[STATED EXERCISE]: Work out how many lines in the entries contain the string "name", and give nothing but that number.

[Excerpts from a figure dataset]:
□ □ □
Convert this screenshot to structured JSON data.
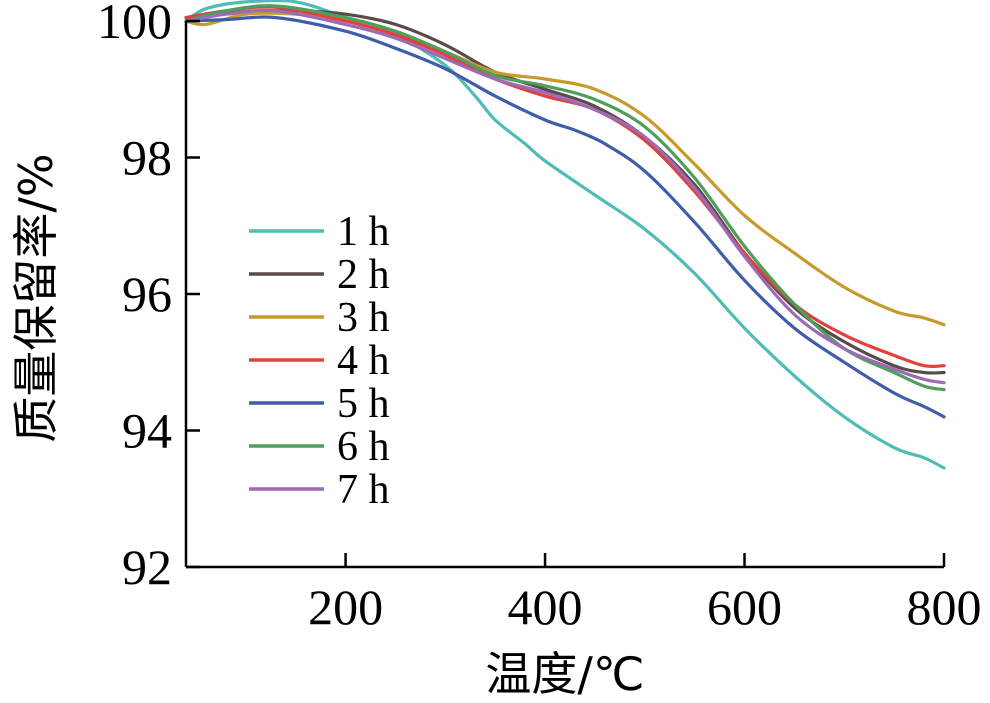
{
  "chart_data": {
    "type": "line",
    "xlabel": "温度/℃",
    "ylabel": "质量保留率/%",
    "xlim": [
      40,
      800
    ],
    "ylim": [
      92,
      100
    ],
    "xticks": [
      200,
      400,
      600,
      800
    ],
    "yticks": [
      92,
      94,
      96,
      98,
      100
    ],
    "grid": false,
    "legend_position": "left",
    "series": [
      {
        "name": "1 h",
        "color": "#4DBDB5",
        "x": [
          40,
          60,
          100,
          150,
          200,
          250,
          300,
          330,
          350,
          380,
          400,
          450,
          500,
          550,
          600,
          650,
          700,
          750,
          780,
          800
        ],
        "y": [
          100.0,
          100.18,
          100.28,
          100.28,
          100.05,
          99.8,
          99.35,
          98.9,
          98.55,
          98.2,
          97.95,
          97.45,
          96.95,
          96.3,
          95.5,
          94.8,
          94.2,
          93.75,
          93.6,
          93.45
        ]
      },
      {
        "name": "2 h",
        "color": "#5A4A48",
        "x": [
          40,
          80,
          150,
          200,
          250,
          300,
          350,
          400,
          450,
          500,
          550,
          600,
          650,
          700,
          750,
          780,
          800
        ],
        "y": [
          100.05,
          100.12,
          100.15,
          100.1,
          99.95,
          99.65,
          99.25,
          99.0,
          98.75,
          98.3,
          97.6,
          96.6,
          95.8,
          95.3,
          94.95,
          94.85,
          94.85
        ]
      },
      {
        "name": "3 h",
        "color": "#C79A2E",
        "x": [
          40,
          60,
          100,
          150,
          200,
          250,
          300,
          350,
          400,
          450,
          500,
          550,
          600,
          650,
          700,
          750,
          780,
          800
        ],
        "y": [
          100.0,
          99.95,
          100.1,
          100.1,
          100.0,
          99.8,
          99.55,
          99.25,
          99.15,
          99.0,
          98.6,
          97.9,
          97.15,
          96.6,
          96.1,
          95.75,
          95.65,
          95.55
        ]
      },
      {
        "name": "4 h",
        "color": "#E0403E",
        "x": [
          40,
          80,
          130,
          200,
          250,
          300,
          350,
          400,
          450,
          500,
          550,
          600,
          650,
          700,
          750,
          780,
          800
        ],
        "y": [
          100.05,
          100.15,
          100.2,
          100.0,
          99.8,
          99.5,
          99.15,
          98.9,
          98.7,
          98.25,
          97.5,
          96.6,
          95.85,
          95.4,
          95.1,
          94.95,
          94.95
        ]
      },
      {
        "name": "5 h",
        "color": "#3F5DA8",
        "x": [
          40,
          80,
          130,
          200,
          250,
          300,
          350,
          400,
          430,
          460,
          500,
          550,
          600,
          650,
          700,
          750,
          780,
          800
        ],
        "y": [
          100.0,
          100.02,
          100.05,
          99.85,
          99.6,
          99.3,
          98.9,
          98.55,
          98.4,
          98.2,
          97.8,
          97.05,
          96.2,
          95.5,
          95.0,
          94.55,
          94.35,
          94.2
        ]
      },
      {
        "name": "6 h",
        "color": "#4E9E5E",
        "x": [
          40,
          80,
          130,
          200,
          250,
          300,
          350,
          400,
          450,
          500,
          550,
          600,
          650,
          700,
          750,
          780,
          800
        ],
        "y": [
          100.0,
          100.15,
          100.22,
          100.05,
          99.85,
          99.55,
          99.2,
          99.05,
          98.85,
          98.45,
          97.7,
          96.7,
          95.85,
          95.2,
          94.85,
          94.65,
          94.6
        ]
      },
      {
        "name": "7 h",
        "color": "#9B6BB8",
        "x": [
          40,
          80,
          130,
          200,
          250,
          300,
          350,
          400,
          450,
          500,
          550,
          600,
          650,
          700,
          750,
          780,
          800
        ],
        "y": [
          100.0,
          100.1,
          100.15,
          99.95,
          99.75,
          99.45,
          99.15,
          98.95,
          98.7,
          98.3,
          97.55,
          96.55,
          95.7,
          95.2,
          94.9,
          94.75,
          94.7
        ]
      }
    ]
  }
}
□ □ □
[FINISHED TASK]: 7